[What you need to do]: Can you write out the whole listing exactly?

═════ Supplied information

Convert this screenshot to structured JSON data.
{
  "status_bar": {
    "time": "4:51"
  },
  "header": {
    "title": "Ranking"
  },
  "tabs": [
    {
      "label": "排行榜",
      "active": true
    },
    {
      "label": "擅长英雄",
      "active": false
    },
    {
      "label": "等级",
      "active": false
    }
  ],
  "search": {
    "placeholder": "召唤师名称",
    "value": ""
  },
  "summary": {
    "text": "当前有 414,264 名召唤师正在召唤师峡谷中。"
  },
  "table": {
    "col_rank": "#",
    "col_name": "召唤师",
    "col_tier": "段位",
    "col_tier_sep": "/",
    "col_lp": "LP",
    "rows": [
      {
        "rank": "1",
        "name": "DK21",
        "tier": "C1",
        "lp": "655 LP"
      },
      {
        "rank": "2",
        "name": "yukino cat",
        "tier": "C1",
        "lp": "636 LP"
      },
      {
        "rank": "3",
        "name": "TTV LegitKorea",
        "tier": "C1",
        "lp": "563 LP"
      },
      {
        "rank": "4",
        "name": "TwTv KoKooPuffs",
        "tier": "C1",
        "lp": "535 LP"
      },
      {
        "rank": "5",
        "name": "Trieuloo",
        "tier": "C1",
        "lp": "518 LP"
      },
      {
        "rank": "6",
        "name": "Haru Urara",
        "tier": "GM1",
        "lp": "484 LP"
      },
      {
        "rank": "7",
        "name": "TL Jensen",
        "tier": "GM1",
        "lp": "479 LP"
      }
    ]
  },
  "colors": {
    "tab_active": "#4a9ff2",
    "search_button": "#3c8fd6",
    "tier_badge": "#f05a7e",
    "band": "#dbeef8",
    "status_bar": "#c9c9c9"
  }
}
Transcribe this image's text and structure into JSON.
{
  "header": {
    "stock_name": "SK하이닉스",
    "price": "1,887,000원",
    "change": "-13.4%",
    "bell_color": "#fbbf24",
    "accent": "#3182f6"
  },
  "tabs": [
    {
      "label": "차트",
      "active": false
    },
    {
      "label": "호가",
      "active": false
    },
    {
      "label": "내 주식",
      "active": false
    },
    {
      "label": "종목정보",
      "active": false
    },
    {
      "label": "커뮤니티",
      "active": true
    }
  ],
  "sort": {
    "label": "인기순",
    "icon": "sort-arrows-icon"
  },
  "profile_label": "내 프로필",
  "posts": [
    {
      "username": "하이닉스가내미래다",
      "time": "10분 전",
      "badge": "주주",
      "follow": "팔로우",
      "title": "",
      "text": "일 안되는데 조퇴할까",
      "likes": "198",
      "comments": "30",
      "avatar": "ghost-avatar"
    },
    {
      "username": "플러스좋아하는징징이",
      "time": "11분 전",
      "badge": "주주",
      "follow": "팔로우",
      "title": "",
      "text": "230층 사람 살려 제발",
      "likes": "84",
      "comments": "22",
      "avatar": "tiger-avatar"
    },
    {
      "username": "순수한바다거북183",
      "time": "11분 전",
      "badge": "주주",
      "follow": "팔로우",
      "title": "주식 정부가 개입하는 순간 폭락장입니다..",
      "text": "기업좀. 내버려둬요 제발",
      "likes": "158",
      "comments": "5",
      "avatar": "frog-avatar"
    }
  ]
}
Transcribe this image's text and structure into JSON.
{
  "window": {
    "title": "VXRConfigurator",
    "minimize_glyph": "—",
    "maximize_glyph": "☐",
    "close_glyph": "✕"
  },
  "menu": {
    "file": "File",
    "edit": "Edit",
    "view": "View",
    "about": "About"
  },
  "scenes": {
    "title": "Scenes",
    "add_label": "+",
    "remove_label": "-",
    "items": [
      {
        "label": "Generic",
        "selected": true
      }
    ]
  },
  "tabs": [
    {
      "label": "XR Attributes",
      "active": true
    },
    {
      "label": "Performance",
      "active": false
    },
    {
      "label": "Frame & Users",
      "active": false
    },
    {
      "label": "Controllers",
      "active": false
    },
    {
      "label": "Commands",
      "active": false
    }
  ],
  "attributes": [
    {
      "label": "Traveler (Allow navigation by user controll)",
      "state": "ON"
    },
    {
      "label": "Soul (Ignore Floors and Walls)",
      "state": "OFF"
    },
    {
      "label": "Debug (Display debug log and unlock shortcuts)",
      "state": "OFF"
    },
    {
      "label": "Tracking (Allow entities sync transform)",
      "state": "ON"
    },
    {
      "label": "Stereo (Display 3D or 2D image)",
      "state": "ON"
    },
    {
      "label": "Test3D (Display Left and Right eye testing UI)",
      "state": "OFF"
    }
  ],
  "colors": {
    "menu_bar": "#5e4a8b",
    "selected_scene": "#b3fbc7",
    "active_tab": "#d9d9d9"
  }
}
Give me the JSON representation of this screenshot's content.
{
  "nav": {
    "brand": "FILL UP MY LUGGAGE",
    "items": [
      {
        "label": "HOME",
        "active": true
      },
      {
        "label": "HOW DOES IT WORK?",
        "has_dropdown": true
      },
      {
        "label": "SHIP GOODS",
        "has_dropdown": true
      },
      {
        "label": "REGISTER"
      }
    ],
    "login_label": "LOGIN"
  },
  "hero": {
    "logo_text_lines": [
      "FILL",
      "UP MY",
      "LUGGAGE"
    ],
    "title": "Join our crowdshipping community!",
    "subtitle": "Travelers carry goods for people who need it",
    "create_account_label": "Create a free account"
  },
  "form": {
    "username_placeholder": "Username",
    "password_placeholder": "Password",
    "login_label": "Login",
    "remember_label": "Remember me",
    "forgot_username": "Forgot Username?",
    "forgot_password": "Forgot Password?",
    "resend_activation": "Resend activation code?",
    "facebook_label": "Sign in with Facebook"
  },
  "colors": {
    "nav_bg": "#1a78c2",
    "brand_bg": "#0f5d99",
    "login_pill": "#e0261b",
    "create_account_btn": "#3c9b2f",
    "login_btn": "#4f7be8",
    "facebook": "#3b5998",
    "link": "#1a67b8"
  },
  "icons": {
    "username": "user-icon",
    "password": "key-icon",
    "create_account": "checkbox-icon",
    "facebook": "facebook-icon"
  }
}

══════════

[Task answer]:
Convert this screenshot to structured JSON data.
{
  "status_bar": {
    "time": "4:51"
  },
  "header": {
    "title": "Ranking"
  },
  "tabs": [
    {
      "label": "排行榜",
      "active": true
    },
    {
      "label": "擅长英雄",
      "active": false
    },
    {
      "label": "等级",
      "active": false
    }
  ],
  "search": {
    "placeholder": "召唤师名称",
    "value": ""
  },
  "summary": {
    "text": "当前有 414,264 名召唤师正在召唤师峡谷中。"
  },
  "table": {
    "col_rank": "#",
    "col_name": "召唤师",
    "col_tier": "段位",
    "col_tier_sep": "/",
    "col_lp": "LP",
    "rows": [
      {
        "rank": "1",
        "name": "DK21",
        "tier": "C1",
        "lp": "655 LP"
      },
      {
        "rank": "2",
        "name": "yukino cat",
        "tier": "C1",
        "lp": "636 LP"
      },
      {
        "rank": "3",
        "name": "TTV LegitKorea",
        "tier": "C1",
        "lp": "563 LP"
      },
      {
        "rank": "4",
        "name": "TwTv KoKooPuffs",
        "tier": "C1",
        "lp": "535 LP"
      },
      {
        "rank": "5",
        "name": "Trieuloo",
        "tier": "C1",
        "lp": "518 LP"
      },
      {
        "rank": "6",
        "name": "Haru Urara",
        "tier": "GM1",
        "lp": "484 LP"
      },
      {
        "rank": "7",
        "name": "TL Jensen",
        "tier": "GM1",
        "lp": "479 LP"
      }
    ]
  },
  "colors": {
    "tab_active": "#4a9ff2",
    "search_button": "#3c8fd6",
    "tier_badge": "#f05a7e",
    "band": "#dbeef8",
    "status_bar": "#c9c9c9"
  }
}
Transcribe this image's text and structure into JSON.
{
  "header": {
    "stock_name": "SK하이닉스",
    "price": "1,887,000원",
    "change": "-13.4%",
    "bell_color": "#fbbf24",
    "accent": "#3182f6"
  },
  "tabs": [
    {
      "label": "차트",
      "active": false
    },
    {
      "label": "호가",
      "active": false
    },
    {
      "label": "내 주식",
      "active": false
    },
    {
      "label": "종목정보",
      "active": false
    },
    {
      "label": "커뮤니티",
      "active": true
    }
  ],
  "sort": {
    "label": "인기순",
    "icon": "sort-arrows-icon"
  },
  "profile_label": "내 프로필",
  "posts": [
    {
      "username": "하이닉스가내미래다",
      "time": "10분 전",
      "badge": "주주",
      "follow": "팔로우",
      "title": "",
      "text": "일 안되는데 조퇴할까",
      "likes": "198",
      "comments": "30",
      "avatar": "ghost-avatar"
    },
    {
      "username": "플러스좋아하는징징이",
      "time": "11분 전",
      "badge": "주주",
      "follow": "팔로우",
      "title": "",
      "text": "230층 사람 살려 제발",
      "likes": "84",
      "comments": "22",
      "avatar": "tiger-avatar"
    },
    {
      "username": "순수한바다거북183",
      "time": "11분 전",
      "badge": "주주",
      "follow": "팔로우",
      "title": "주식 정부가 개입하는 순간 폭락장입니다..",
      "text": "기업좀. 내버려둬요 제발",
      "likes": "158",
      "comments": "5",
      "avatar": "frog-avatar"
    }
  ]
}
Transcribe this image's text and structure into JSON.
{
  "window": {
    "title": "VXRConfigurator",
    "minimize_glyph": "—",
    "maximize_glyph": "☐",
    "close_glyph": "✕"
  },
  "menu": {
    "file": "File",
    "edit": "Edit",
    "view": "View",
    "about": "About"
  },
  "scenes": {
    "title": "Scenes",
    "add_label": "+",
    "remove_label": "-",
    "items": [
      {
        "label": "Generic",
        "selected": true
      }
    ]
  },
  "tabs": [
    {
      "label": "XR Attributes",
      "active": true
    },
    {
      "label": "Performance",
      "active": false
    },
    {
      "label": "Frame & Users",
      "active": false
    },
    {
      "label": "Controllers",
      "active": false
    },
    {
      "label": "Commands",
      "active": false
    }
  ],
  "attributes": [
    {
      "label": "Traveler (Allow navigation by user controll)",
      "state": "ON"
    },
    {
      "label": "Soul (Ignore Floors and Walls)",
      "state": "OFF"
    },
    {
      "label": "Debug (Display debug log and unlock shortcuts)",
      "state": "OFF"
    },
    {
      "label": "Tracking (Allow entities sync transform)",
      "state": "ON"
    },
    {
      "label": "Stereo (Display 3D or 2D image)",
      "state": "ON"
    },
    {
      "label": "Test3D (Display Left and Right eye testing UI)",
      "state": "OFF"
    }
  ],
  "colors": {
    "menu_bar": "#5e4a8b",
    "selected_scene": "#b3fbc7",
    "active_tab": "#d9d9d9"
  }
}
Give me the JSON representation of this screenshot's content.
{
  "nav": {
    "brand": "FILL UP MY LUGGAGE",
    "items": [
      {
        "label": "HOME",
        "active": true
      },
      {
        "label": "HOW DOES IT WORK?",
        "has_dropdown": true
      },
      {
        "label": "SHIP GOODS",
        "has_dropdown": true
      },
      {
        "label": "REGISTER"
      }
    ],
    "login_label": "LOGIN"
  },
  "hero": {
    "logo_text_lines": [
      "FILL",
      "UP MY",
      "LUGGAGE"
    ],
    "title": "Join our crowdshipping community!",
    "subtitle": "Travelers carry goods for people who need it",
    "create_account_label": "Create a free account"
  },
  "form": {
    "username_placeholder": "Username",
    "password_placeholder": "Password",
    "login_label": "Login",
    "remember_label": "Remember me",
    "forgot_username": "Forgot Username?",
    "forgot_password": "Forgot Password?",
    "resend_activation": "Resend activation code?",
    "facebook_label": "Sign in with Facebook"
  },
  "colors": {
    "nav_bg": "#1a78c2",
    "brand_bg": "#0f5d99",
    "login_pill": "#e0261b",
    "create_account_btn": "#3c9b2f",
    "login_btn": "#4f7be8",
    "facebook": "#3b5998",
    "link": "#1a67b8"
  },
  "icons": {
    "username": "user-icon",
    "password": "key-icon",
    "create_account": "checkbox-icon",
    "facebook": "facebook-icon"
  }
}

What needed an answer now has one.